Collected data entries:
# # # #
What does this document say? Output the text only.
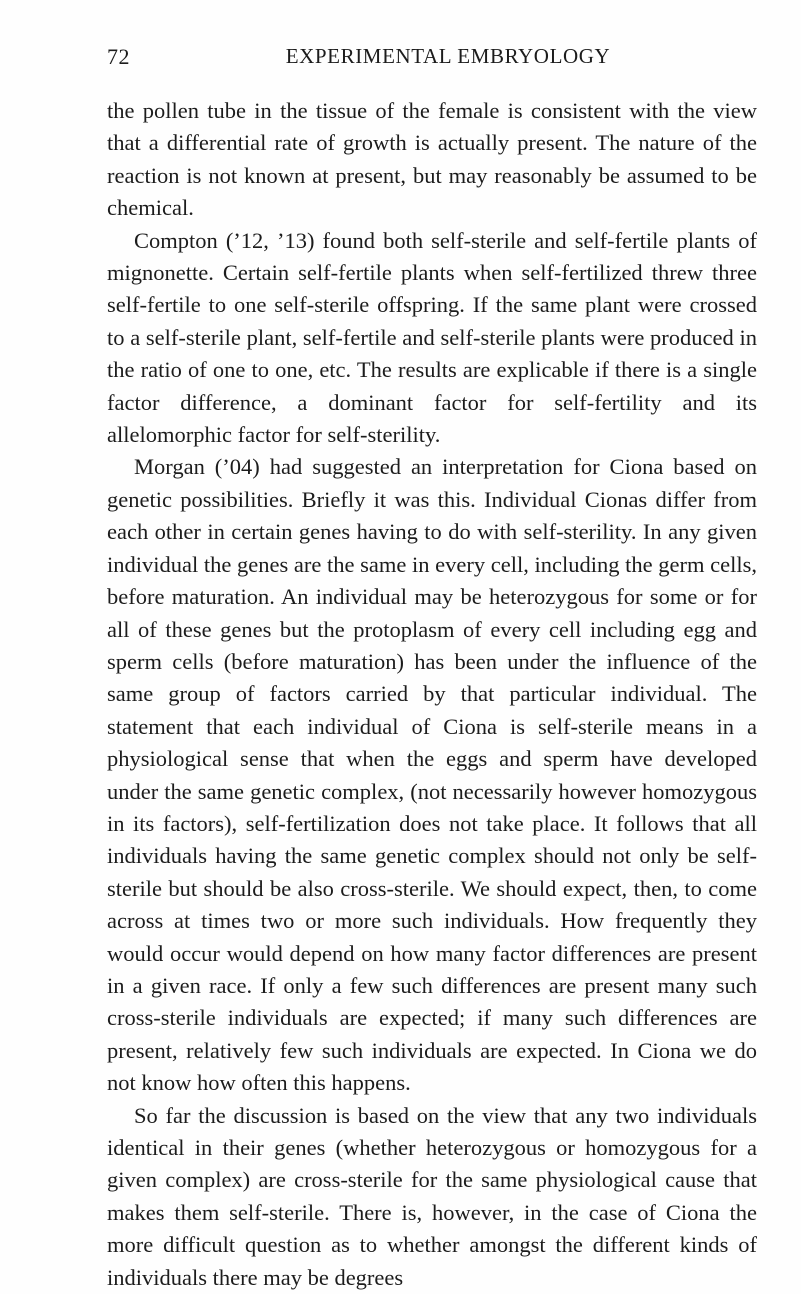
72	EXPERIMENTAL EMBRYOLOGY

the pollen tube in the tissue of the female is consistent with the view that a differential rate of growth is actually present. The nature of the reaction is not known at present, but may reasonably be assumed to be chemical.

Compton (’12, ’13) found both self-sterile and self-fertile plants of mignonette. Certain self-fertile plants when self-fertilized threw three self-fertile to one self-sterile offspring. If the same plant were crossed to a self-sterile plant, self-fertile and self-sterile plants were produced in the ratio of one to one, etc. The results are explicable if there is a single factor difference, a dominant factor for self-fertility and its allelomorphic factor for self-sterility.

Morgan (’04) had suggested an interpretation for Ciona based on genetic possibilities. Briefly it was this. Individual Cionas differ from each other in certain genes having to do with self-sterility. In any given individual the genes are the same in every cell, including the germ cells, before maturation. An individual may be heterozygous for some or for all of these genes but the protoplasm of every cell including egg and sperm cells (before maturation) has been under the influence of the same group of factors carried by that particular individual. The statement that each individual of Ciona is self-sterile means in a physiological sense that when the eggs and sperm have developed under the same genetic complex, (not necessarily however homozygous in its factors), self-fertilization does not take place. It follows that all individuals having the same genetic complex should not only be self-sterile but should be also cross-sterile. We should expect, then, to come across at times two or more such individuals. How frequently they would occur would depend on how many factor differences are present in a given race. If only a few such differences are present many such cross-sterile individuals are expected; if many such differences are present, relatively few such individuals are expected. In Ciona we do not know how often this happens.

So far the discussion is based on the view that any two individuals identical in their genes (whether heterozygous or homozygous for a given complex) are cross-sterile for the same physiological cause that makes them self-sterile. There is, however, in the case of Ciona the more difficult question as to whether amongst the different kinds of individuals there may be degrees
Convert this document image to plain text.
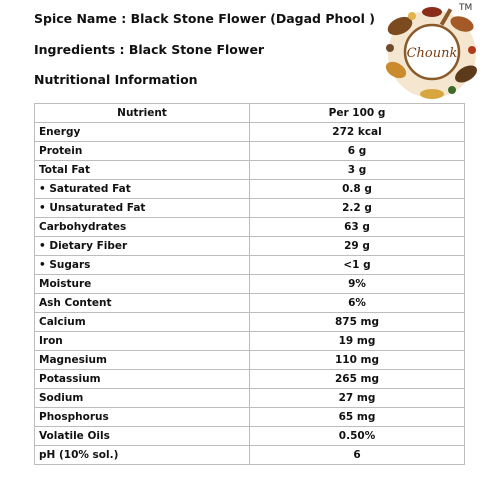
Spice Name : Black Stone Flower (Dagad Phool )

Ingredients : Black Stone Flower

Nutritional Information

Chounk
TM
Nutrient	Per 100 g
Energy	272 kcal
Protein	6 g
Total Fat	3 g
• Saturated Fat	0.8 g
• Unsaturated Fat	2.2 g
Carbohydrates	63 g
• Dietary Fiber	29 g
• Sugars	<1 g
Moisture	9%
Ash Content	6%
Calcium	875 mg
Iron	19 mg
Magnesium	110 mg
Potassium	265 mg
Sodium	27 mg
Phosphorus	65 mg
Volatile Oils	0.50%
pH (10% sol.)	6
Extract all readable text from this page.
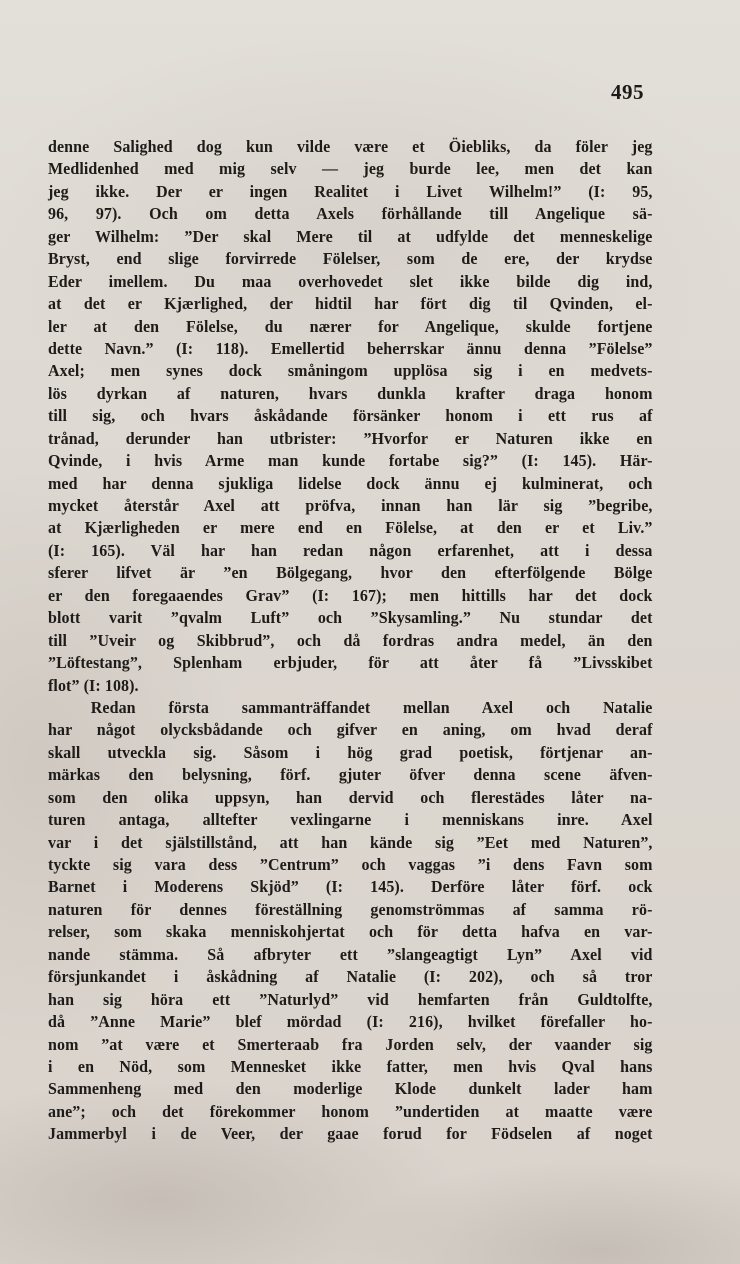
495
denne Salighed dog kun vilde være et Öiebliks, da föler jeg
Medlidenhed med mig selv — jeg burde lee, men det kan
jeg ikke. Der er ingen Realitet i Livet Wilhelm!” (I: 95,
96, 97). Och om detta Axels förhållande till Angelique sä-
ger Wilhelm: ”Der skal Mere til at udfylde det menneskelige
Bryst, end slige forvirrede Fölelser, som de ere, der krydse
Eder imellem. Du maa overhovedet slet ikke bilde dig ind,
at det er Kjærlighed, der hidtil har fört dig til Qvinden, el-
ler at den Fölelse, du nærer for Angelique, skulde fortjene
dette Navn.” (I: 118). Emellertid beherrskar ännu denna ”Fölelse”
Axel; men synes dock småningom upplösa sig i en medvets-
lös dyrkan af naturen, hvars dunkla krafter draga honom
till sig, och hvars åskådande försänker honom i ett rus af
trånad, derunder han utbrister: ”Hvorfor er Naturen ikke en
Qvinde, i hvis Arme man kunde fortabe sig?” (I: 145). Här-
med har denna sjukliga lidelse dock ännu ej kulminerat, och
mycket återstår Axel att pröfva, innan han lär sig ”begribe,
at Kjærligheden er mere end en Fölelse, at den er et Liv.”
(I: 165). Väl har han redan någon erfarenhet, att i dessa
sferer lifvet är ”en Bölgegang, hvor den efterfölgende Bölge
er den foregaaendes Grav” (I: 167); men hittills har det dock
blott varit ”qvalm Luft” och ”Skysamling.” Nu stundar det
till ”Uveir og Skibbrud”, och då fordras andra medel, än den
”Löftestang”, Splenham erbjuder, för att åter få ”Livsskibet
flot” (I: 108).
Redan första sammanträffandet mellan Axel och Natalie
har något olycksbådande och gifver en aning, om hvad deraf
skall utveckla sig. Såsom i hög grad poetisk, förtjenar an-
märkas den belysning, förf. gjuter öfver denna scene äfven-
som den olika uppsyn, han dervid och flerestädes låter na-
turen antaga, alltefter vexlingarne i menniskans inre. Axel
var i det själstillstånd, att han kände sig ”Eet med Naturen”,
tyckte sig vara dess ”Centrum” och vaggas ”i dens Favn som
Barnet i Moderens Skjöd” (I: 145). Derföre låter förf. ock
naturen för dennes föreställning genomströmmas af samma rö-
relser, som skaka menniskohjertat och för detta hafva en var-
nande stämma. Så afbryter ett ”slangeagtigt Lyn” Axel vid
försjunkandet i åskådning af Natalie (I: 202), och så tror
han sig höra ett ”Naturlyd” vid hemfarten från Guldtolfte,
då ”Anne Marie” blef mördad (I: 216), hvilket förefaller ho-
nom ”at være et Smerteraab fra Jorden selv, der vaander sig
i en Nöd, som Mennesket ikke fatter, men hvis Qval hans
Sammenheng med den moderlige Klode dunkelt lader ham
ane”; och det förekommer honom ”undertiden at maatte være
Jammerbyl i de Veer, der gaae forud for Födselen af noget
# # # #
- [WORK REQUIRED] Scan the lines above for the word "låter" and copy every one where it occurs.

- [FINISHED EXERCISE]
som den olika uppsyn, han dervid och flerestädes låter na-
Barnet i Moderens Skjöd” (I: 145). Derföre låter förf. ock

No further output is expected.